━━ RECORDS FOR THE TASK ━━

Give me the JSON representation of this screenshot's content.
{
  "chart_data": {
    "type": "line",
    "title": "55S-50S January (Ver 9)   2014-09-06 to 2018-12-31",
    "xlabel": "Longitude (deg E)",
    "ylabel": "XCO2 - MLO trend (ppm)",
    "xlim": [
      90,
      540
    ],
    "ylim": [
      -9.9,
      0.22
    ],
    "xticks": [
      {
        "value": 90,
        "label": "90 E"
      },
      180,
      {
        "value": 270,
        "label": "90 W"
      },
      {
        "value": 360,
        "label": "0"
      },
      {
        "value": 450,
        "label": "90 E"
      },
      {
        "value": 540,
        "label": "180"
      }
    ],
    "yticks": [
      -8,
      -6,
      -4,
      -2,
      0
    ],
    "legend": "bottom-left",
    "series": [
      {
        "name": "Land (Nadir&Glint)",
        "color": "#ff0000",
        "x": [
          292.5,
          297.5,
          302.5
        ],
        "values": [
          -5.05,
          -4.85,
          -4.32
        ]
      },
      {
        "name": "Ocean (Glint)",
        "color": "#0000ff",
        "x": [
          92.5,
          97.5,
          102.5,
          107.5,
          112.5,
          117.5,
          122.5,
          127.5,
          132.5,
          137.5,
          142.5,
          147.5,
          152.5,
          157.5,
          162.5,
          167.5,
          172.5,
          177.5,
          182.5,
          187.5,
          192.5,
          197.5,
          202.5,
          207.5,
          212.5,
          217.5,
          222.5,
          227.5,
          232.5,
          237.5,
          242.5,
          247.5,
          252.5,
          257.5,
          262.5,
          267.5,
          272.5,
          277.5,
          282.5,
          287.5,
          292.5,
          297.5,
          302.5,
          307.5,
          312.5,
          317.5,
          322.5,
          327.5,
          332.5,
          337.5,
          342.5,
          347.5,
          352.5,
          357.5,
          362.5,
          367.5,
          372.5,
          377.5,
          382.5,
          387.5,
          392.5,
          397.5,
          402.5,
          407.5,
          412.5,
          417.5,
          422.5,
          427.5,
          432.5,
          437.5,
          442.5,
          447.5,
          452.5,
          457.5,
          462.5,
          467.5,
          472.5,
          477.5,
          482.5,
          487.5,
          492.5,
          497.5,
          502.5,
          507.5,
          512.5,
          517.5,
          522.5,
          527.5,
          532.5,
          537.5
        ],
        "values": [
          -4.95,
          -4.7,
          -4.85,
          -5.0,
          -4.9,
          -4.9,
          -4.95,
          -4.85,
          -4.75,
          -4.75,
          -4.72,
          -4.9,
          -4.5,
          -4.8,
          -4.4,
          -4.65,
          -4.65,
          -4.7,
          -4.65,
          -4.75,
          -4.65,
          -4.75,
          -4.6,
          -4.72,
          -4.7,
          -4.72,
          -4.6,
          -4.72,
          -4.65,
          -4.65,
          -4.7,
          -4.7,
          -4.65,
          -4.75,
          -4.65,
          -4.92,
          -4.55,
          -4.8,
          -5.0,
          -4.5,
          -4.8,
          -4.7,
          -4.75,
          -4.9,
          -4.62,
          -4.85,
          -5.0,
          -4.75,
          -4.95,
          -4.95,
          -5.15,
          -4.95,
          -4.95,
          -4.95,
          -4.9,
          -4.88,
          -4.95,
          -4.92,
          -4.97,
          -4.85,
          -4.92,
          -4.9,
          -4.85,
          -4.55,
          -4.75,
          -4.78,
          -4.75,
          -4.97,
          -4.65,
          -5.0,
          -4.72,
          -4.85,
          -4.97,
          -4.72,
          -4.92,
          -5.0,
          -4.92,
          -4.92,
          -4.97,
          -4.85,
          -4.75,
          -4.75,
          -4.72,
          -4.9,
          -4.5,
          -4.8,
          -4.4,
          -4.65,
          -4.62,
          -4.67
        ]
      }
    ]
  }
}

━━━

- **EXERCISE AIM**:
Can you reproduce all the material exactly?

- **RESULT OF THE EXERCISE**:
Give me the JSON representation of this screenshot's content.
{
  "chart_data": {
    "type": "line",
    "title": "55S-50S January (Ver 9)   2014-09-06 to 2018-12-31",
    "xlabel": "Longitude (deg E)",
    "ylabel": "XCO2 - MLO trend (ppm)",
    "xlim": [
      90,
      540
    ],
    "ylim": [
      -9.9,
      0.22
    ],
    "xticks": [
      {
        "value": 90,
        "label": "90 E"
      },
      180,
      {
        "value": 270,
        "label": "90 W"
      },
      {
        "value": 360,
        "label": "0"
      },
      {
        "value": 450,
        "label": "90 E"
      },
      {
        "value": 540,
        "label": "180"
      }
    ],
    "yticks": [
      -8,
      -6,
      -4,
      -2,
      0
    ],
    "legend": "bottom-left",
    "series": [
      {
        "name": "Land (Nadir&Glint)",
        "color": "#ff0000",
        "x": [
          292.5,
          297.5,
          302.5
        ],
        "values": [
          -5.05,
          -4.85,
          -4.32
        ]
      },
      {
        "name": "Ocean (Glint)",
        "color": "#0000ff",
        "x": [
          92.5,
          97.5,
          102.5,
          107.5,
          112.5,
          117.5,
          122.5,
          127.5,
          132.5,
          137.5,
          142.5,
          147.5,
          152.5,
          157.5,
          162.5,
          167.5,
          172.5,
          177.5,
          182.5,
          187.5,
          192.5,
          197.5,
          202.5,
          207.5,
          212.5,
          217.5,
          222.5,
          227.5,
          232.5,
          237.5,
          242.5,
          247.5,
          252.5,
          257.5,
          262.5,
          267.5,
          272.5,
          277.5,
          282.5,
          287.5,
          292.5,
          297.5,
          302.5,
          307.5,
          312.5,
          317.5,
          322.5,
          327.5,
          332.5,
          337.5,
          342.5,
          347.5,
          352.5,
          357.5,
          362.5,
          367.5,
          372.5,
          377.5,
          382.5,
          387.5,
          392.5,
          397.5,
          402.5,
          407.5,
          412.5,
          417.5,
          422.5,
          427.5,
          432.5,
          437.5,
          442.5,
          447.5,
          452.5,
          457.5,
          462.5,
          467.5,
          472.5,
          477.5,
          482.5,
          487.5,
          492.5,
          497.5,
          502.5,
          507.5,
          512.5,
          517.5,
          522.5,
          527.5,
          532.5,
          537.5
        ],
        "values": [
          -4.95,
          -4.7,
          -4.85,
          -5.0,
          -4.9,
          -4.9,
          -4.95,
          -4.85,
          -4.75,
          -4.75,
          -4.72,
          -4.9,
          -4.5,
          -4.8,
          -4.4,
          -4.65,
          -4.65,
          -4.7,
          -4.65,
          -4.75,
          -4.65,
          -4.75,
          -4.6,
          -4.72,
          -4.7,
          -4.72,
          -4.6,
          -4.72,
          -4.65,
          -4.65,
          -4.7,
          -4.7,
          -4.65,
          -4.75,
          -4.65,
          -4.92,
          -4.55,
          -4.8,
          -5.0,
          -4.5,
          -4.8,
          -4.7,
          -4.75,
          -4.9,
          -4.62,
          -4.85,
          -5.0,
          -4.75,
          -4.95,
          -4.95,
          -5.15,
          -4.95,
          -4.95,
          -4.95,
          -4.9,
          -4.88,
          -4.95,
          -4.92,
          -4.97,
          -4.85,
          -4.92,
          -4.9,
          -4.85,
          -4.55,
          -4.75,
          -4.78,
          -4.75,
          -4.97,
          -4.65,
          -5.0,
          -4.72,
          -4.85,
          -4.97,
          -4.72,
          -4.92,
          -5.0,
          -4.92,
          -4.92,
          -4.97,
          -4.85,
          -4.75,
          -4.75,
          -4.72,
          -4.9,
          -4.5,
          -4.8,
          -4.4,
          -4.65,
          -4.62,
          -4.67
        ]
      }
    ]
  }
}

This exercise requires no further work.